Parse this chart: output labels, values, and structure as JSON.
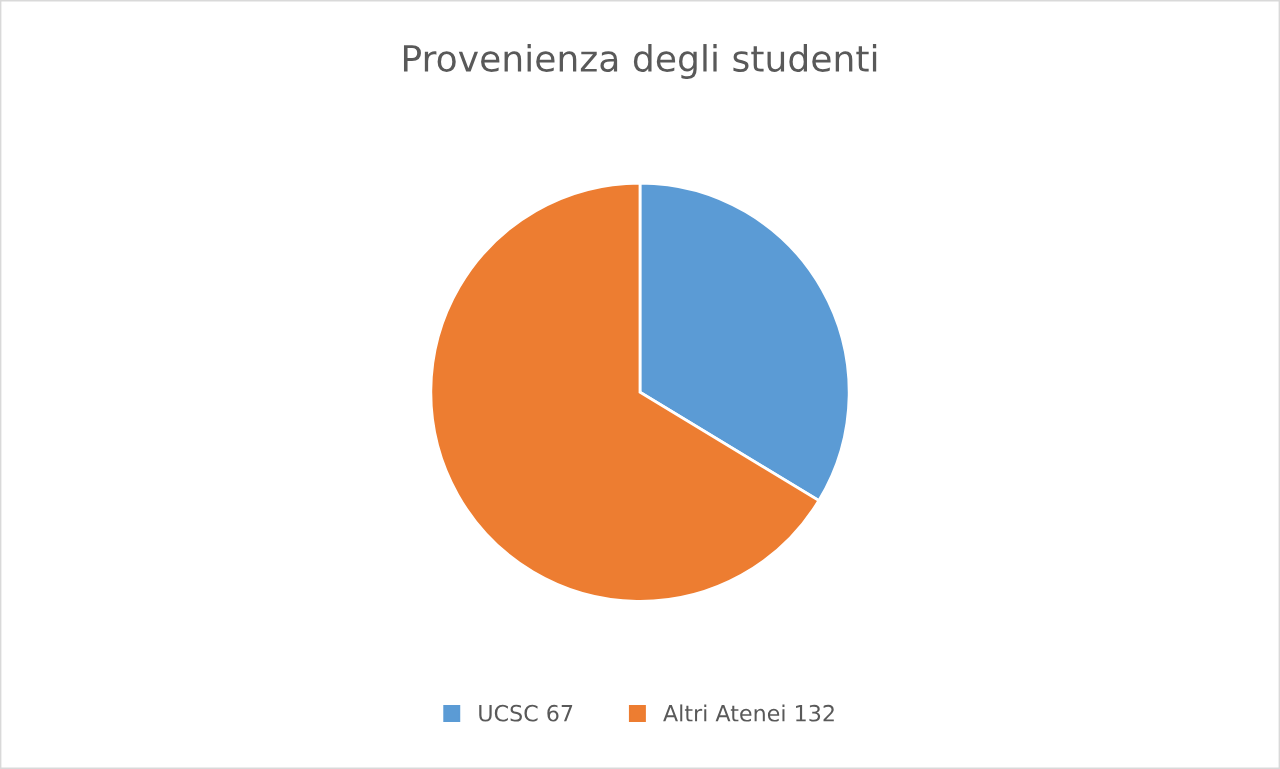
{
  "chart_data": {
    "type": "pie",
    "title": "Provenienza degli studenti",
    "categories": [
      "UCSC 67",
      "Altri Atenei 132"
    ],
    "values": [
      67,
      132
    ],
    "colors": [
      "#5b9bd5",
      "#ed7d31"
    ],
    "legend": "bottom"
  }
}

§

* Exercise brief *
All entries are to be retyped exactly. Omit any embedded images.

* Result *
Parse this chart: output labels, values, and structure as JSON.
{
  "chart_data": {
    "type": "pie",
    "title": "Provenienza degli studenti",
    "categories": [
      "UCSC 67",
      "Altri Atenei 132"
    ],
    "values": [
      67,
      132
    ],
    "colors": [
      "#5b9bd5",
      "#ed7d31"
    ],
    "legend": "bottom"
  }
}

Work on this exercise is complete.